Written instruction —
Work out the number of lines containing "name". Answer with nothing but that number.

Input rows —
[BEGIN]

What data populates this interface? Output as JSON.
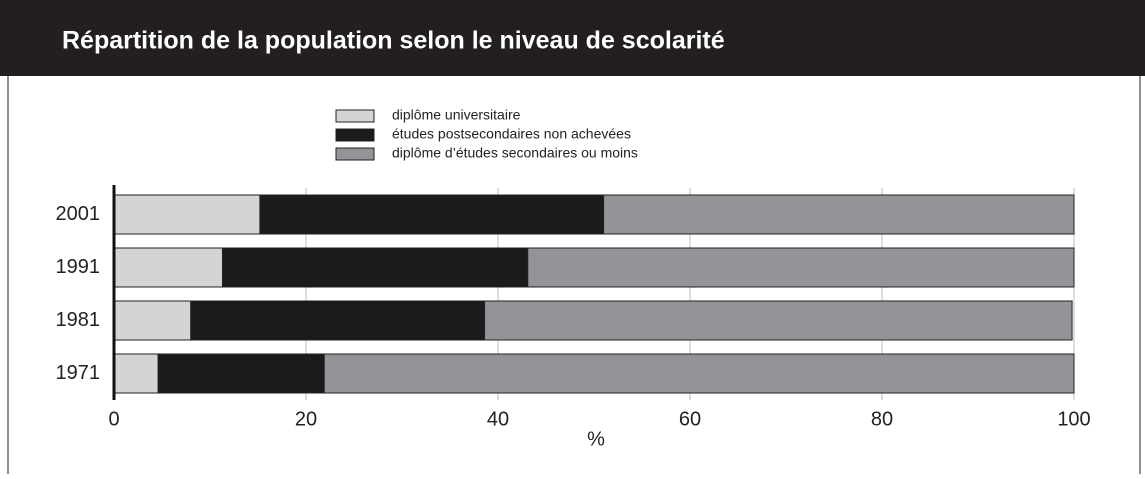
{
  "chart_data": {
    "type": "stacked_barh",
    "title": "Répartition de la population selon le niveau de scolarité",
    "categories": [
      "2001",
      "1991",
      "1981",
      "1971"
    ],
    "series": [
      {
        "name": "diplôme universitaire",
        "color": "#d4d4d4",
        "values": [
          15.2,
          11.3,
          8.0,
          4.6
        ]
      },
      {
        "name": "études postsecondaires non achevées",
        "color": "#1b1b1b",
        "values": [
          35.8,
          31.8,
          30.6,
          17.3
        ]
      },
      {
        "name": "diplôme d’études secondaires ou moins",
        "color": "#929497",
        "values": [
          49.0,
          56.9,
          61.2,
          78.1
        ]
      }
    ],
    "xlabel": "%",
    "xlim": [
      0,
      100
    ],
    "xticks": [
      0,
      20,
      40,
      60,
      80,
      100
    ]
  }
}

[END]

Written solution —
3